• **What needs to be done**
Restate the data word for word and leave the images out.

================================

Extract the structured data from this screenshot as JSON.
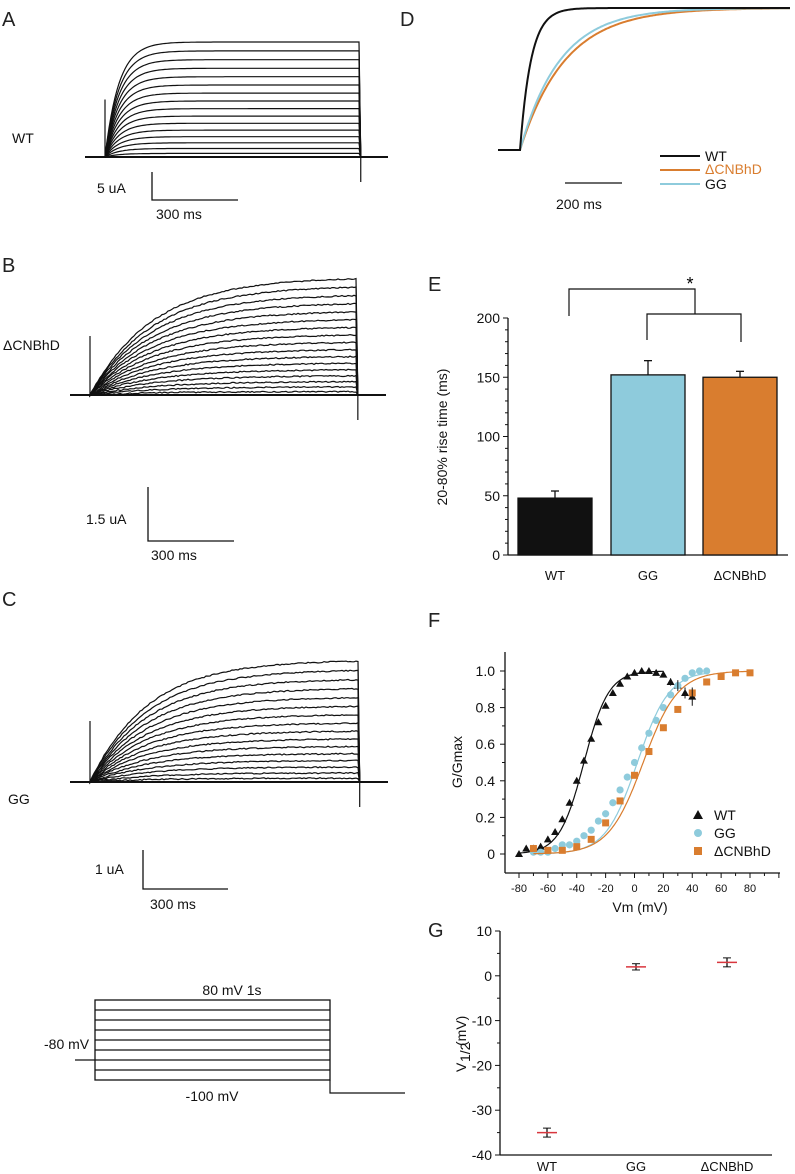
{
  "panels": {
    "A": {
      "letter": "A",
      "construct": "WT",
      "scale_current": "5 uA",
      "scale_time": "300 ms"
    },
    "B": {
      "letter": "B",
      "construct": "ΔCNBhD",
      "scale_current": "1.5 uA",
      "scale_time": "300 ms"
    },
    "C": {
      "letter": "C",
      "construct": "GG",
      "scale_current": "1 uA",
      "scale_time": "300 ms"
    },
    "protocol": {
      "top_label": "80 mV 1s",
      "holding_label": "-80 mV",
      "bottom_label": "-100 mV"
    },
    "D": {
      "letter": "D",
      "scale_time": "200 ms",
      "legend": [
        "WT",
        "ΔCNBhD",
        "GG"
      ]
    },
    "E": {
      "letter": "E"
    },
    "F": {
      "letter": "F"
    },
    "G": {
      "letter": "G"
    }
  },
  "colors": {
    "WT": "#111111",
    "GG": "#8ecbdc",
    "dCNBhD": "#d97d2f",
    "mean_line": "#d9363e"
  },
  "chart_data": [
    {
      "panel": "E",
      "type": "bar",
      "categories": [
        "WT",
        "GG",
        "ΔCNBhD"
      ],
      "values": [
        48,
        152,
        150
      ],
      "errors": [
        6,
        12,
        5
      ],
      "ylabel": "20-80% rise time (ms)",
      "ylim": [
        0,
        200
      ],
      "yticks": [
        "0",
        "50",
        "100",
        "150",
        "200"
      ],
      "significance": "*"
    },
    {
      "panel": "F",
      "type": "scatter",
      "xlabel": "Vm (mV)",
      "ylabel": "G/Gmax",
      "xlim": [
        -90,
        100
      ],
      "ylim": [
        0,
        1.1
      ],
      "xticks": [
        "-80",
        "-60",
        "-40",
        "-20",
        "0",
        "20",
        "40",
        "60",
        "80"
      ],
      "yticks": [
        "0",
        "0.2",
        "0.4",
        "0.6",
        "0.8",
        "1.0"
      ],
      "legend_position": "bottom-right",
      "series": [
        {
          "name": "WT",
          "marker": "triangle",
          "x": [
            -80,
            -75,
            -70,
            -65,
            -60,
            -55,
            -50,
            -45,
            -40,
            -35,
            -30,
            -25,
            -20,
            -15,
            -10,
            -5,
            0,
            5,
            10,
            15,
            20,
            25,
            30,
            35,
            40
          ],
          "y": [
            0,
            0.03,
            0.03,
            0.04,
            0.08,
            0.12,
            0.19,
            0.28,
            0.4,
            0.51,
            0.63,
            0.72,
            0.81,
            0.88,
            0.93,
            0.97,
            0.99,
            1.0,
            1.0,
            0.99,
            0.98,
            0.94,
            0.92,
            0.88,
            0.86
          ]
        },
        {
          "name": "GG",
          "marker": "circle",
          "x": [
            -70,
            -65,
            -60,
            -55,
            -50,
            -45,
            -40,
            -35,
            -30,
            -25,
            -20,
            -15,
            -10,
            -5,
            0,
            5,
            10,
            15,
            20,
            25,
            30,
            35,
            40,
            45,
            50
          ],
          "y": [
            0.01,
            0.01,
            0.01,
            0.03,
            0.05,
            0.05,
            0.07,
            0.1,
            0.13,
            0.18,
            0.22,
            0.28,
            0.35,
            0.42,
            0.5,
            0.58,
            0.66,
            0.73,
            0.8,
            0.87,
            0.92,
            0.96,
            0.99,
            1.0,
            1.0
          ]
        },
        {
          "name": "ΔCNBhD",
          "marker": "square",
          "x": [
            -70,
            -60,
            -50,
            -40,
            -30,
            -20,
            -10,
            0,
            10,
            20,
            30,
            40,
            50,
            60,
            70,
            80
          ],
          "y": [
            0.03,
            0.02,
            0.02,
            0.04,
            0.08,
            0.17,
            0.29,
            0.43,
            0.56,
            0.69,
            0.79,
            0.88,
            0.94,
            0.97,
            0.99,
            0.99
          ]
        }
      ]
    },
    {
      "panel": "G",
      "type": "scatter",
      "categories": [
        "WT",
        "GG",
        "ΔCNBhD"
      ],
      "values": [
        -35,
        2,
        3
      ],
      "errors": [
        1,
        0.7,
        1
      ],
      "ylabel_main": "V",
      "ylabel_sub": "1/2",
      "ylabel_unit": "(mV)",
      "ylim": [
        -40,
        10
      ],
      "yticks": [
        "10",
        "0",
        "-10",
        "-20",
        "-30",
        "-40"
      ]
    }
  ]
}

================================

• **Finished answer**
Extract the structured data from this screenshot as JSON.
{
  "panels": {
    "A": {
      "letter": "A",
      "construct": "WT",
      "scale_current": "5 uA",
      "scale_time": "300 ms"
    },
    "B": {
      "letter": "B",
      "construct": "ΔCNBhD",
      "scale_current": "1.5 uA",
      "scale_time": "300 ms"
    },
    "C": {
      "letter": "C",
      "construct": "GG",
      "scale_current": "1 uA",
      "scale_time": "300 ms"
    },
    "protocol": {
      "top_label": "80 mV 1s",
      "holding_label": "-80 mV",
      "bottom_label": "-100 mV"
    },
    "D": {
      "letter": "D",
      "scale_time": "200 ms",
      "legend": [
        "WT",
        "ΔCNBhD",
        "GG"
      ]
    },
    "E": {
      "letter": "E"
    },
    "F": {
      "letter": "F"
    },
    "G": {
      "letter": "G"
    }
  },
  "colors": {
    "WT": "#111111",
    "GG": "#8ecbdc",
    "dCNBhD": "#d97d2f",
    "mean_line": "#d9363e"
  },
  "chart_data": [
    {
      "panel": "E",
      "type": "bar",
      "categories": [
        "WT",
        "GG",
        "ΔCNBhD"
      ],
      "values": [
        48,
        152,
        150
      ],
      "errors": [
        6,
        12,
        5
      ],
      "ylabel": "20-80% rise time (ms)",
      "ylim": [
        0,
        200
      ],
      "yticks": [
        "0",
        "50",
        "100",
        "150",
        "200"
      ],
      "significance": "*"
    },
    {
      "panel": "F",
      "type": "scatter",
      "xlabel": "Vm (mV)",
      "ylabel": "G/Gmax",
      "xlim": [
        -90,
        100
      ],
      "ylim": [
        0,
        1.1
      ],
      "xticks": [
        "-80",
        "-60",
        "-40",
        "-20",
        "0",
        "20",
        "40",
        "60",
        "80"
      ],
      "yticks": [
        "0",
        "0.2",
        "0.4",
        "0.6",
        "0.8",
        "1.0"
      ],
      "legend_position": "bottom-right",
      "series": [
        {
          "name": "WT",
          "marker": "triangle",
          "x": [
            -80,
            -75,
            -70,
            -65,
            -60,
            -55,
            -50,
            -45,
            -40,
            -35,
            -30,
            -25,
            -20,
            -15,
            -10,
            -5,
            0,
            5,
            10,
            15,
            20,
            25,
            30,
            35,
            40
          ],
          "y": [
            0,
            0.03,
            0.03,
            0.04,
            0.08,
            0.12,
            0.19,
            0.28,
            0.4,
            0.51,
            0.63,
            0.72,
            0.81,
            0.88,
            0.93,
            0.97,
            0.99,
            1.0,
            1.0,
            0.99,
            0.98,
            0.94,
            0.92,
            0.88,
            0.86
          ]
        },
        {
          "name": "GG",
          "marker": "circle",
          "x": [
            -70,
            -65,
            -60,
            -55,
            -50,
            -45,
            -40,
            -35,
            -30,
            -25,
            -20,
            -15,
            -10,
            -5,
            0,
            5,
            10,
            15,
            20,
            25,
            30,
            35,
            40,
            45,
            50
          ],
          "y": [
            0.01,
            0.01,
            0.01,
            0.03,
            0.05,
            0.05,
            0.07,
            0.1,
            0.13,
            0.18,
            0.22,
            0.28,
            0.35,
            0.42,
            0.5,
            0.58,
            0.66,
            0.73,
            0.8,
            0.87,
            0.92,
            0.96,
            0.99,
            1.0,
            1.0
          ]
        },
        {
          "name": "ΔCNBhD",
          "marker": "square",
          "x": [
            -70,
            -60,
            -50,
            -40,
            -30,
            -20,
            -10,
            0,
            10,
            20,
            30,
            40,
            50,
            60,
            70,
            80
          ],
          "y": [
            0.03,
            0.02,
            0.02,
            0.04,
            0.08,
            0.17,
            0.29,
            0.43,
            0.56,
            0.69,
            0.79,
            0.88,
            0.94,
            0.97,
            0.99,
            0.99
          ]
        }
      ]
    },
    {
      "panel": "G",
      "type": "scatter",
      "categories": [
        "WT",
        "GG",
        "ΔCNBhD"
      ],
      "values": [
        -35,
        2,
        3
      ],
      "errors": [
        1,
        0.7,
        1
      ],
      "ylabel_main": "V",
      "ylabel_sub": "1/2",
      "ylabel_unit": "(mV)",
      "ylim": [
        -40,
        10
      ],
      "yticks": [
        "10",
        "0",
        "-10",
        "-20",
        "-30",
        "-40"
      ]
    }
  ]
}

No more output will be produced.